82. Section 811 of the Act is replaced by the following:

Breach of recognizance

811. A person bound by a recognizance under section 810 or 810.1 who commits a breach of the recognizance is guilty of

    (a) an indictable offence and liable to imprisonment for a term not exceeding two years; or

    (b) an offence punishable on summary conviction.

83. Subsection 840(2) of the Act is replaced by the following:

Order of lieutenant governor in council

(2) The lieutenant governor in council of a province may order that all or any of the fees and allowances mentioned in the schedule to this Part shall not be taken or allowed in proceedings before summary conviction courts and justices under this Part in that province and, when the lieutenant governor in council so orders, he or she may fix other fees and allowances for items similar to those mentioned in the schedule to be taken or allowed instead.

R.S., c. 27 (1st Supp), ss. 184(5) and (6), 203; 1992, c. 1, s. 58(1) (Sch. I, s. 17)

84. Forms 9 to 12, 29 and 33 of Part XXVIII of the Act are replaced by the forms set out in the schedule.

RELATED AMENDMENTS

R.S., c. C-5

Canada Evidence Act

85. Subsection 9(2) of the Canada Evidence Act is replaced by the following:

Previous statements by witness not proved adverse

(2) Where the party producing a witness alleges that the witness made at other times a statement in writing, reduced to writing, or recorded on audio tape or video tape or otherwise, inconsistent with the witness' present testimony, the court may, without proof that the witness is adverse, grant leave to that party to cross-examine the witness as to the statement and the court may consider the cross-examination in determining whether in the opinion of the court the witness is adverse.

- **WHAT TO WORK ON**
[1] In the legislative excerpt, which Act has its subsection 9(2) replaced under section 85?
[2] Echo the legislative excerpt word for word, from "83. Subsection 840(2)" up to and including "(Sch. I, s. 17)".
[3] Proceed with the legislative excerpt on statutory amendments, picking up right after its final sentence.

- **GIVEN DATA**
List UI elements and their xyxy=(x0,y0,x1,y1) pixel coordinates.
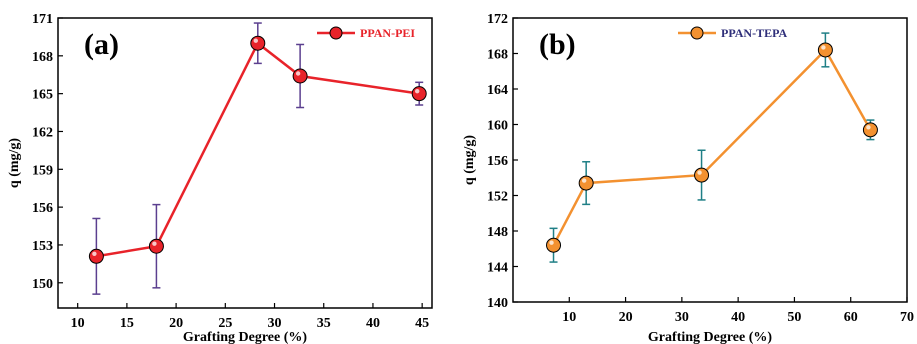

- **RESPONSE LIST**
[1] The Canada Evidence Act.

[2]
83. Subsection 840(2) of the Act is replaced by the following:

Order of lieutenant governor in council

(2) The lieutenant governor in council of a province may order that all or any of the fees and allowances mentioned in the schedule to this Part shall not be taken or allowed in proceedings before summary conviction courts and justices under this Part in that province and, when the lieutenant governor in council so orders, he or she may fix other fees and allowances for items similar to those mentioned in the schedule to be taken or allowed instead.

R.S., c. 27 (1st Supp), ss. 184(5) and (6), 203; 1992, c. 1, s. 58(1) (Sch. I, s. 17)

[3]
86. Subsection 10(1) of the Act is replaced by the following:

Cross-examin ation as to previous statements

10. (1) On any trial a witness may be cross-examined as to previous statements that the witness made in writing, or that have been reduced to writing, or recorded on audio tape or video tape or otherwise, relative to the subject-matter of the case, without the writing being shown to the witness or the witness being given the opportunity to listen to the audio tape or view the video tape or otherwise take cognizance of the statements, but, if it is intended to contradict the witness, the witness' attention must, before the contradictory proof can be given, be called to those parts of the statement that are to be used for the purpose of so contradicting the witness, and the judge, at any time during the trial, may require the production of the writing or tape or other medium for inspection, and thereupon make such use of it for the purposes of the trial as the judge thinks fit.

87. Subsection 14(1) of the Act is replaced by the following:

Solemn affirmation by witness instead of oath

14. (1) A person may, instead of taking an oath, make the following solemn affirmation:

I solemnly affirm that the evidence to be given by me shall be the truth, the whole truth and nothing but the truth.

88. Subsection 15(1) of the Act is replaced by the following:

Solemn affirmation by deponent

15. (1) Where a person who is required or who desires to make an affidavit or deposition in a proceeding or on an occasion on which or concerning a matter respecting which an oath is required or is lawful, whether on the taking of office or otherwise, does not wish to take an oath, the court or judge, or other officer or person qualified to take affidavits or depositions, shall permit the person to make a solemn affirmation in the words following, namely, ``I, ......., do solemnly affirm, etc.'', and that solemn affirmation has the same force and effect as if that person had taken an oath.

R.S., c. 19 (3rd Supp.), s. 18

89. Subsection 16(3) of the Act is replaced by the following:

Testimony on promise to tell truth

(3) A person referred to in subsection (1) who does not understand the nature of an oath or a solemn affirmation but is able to communicate the evidence may, notwithstanding any provision of any Act requiring an oath or a solemn affirmation, testify on promising to tell the truth.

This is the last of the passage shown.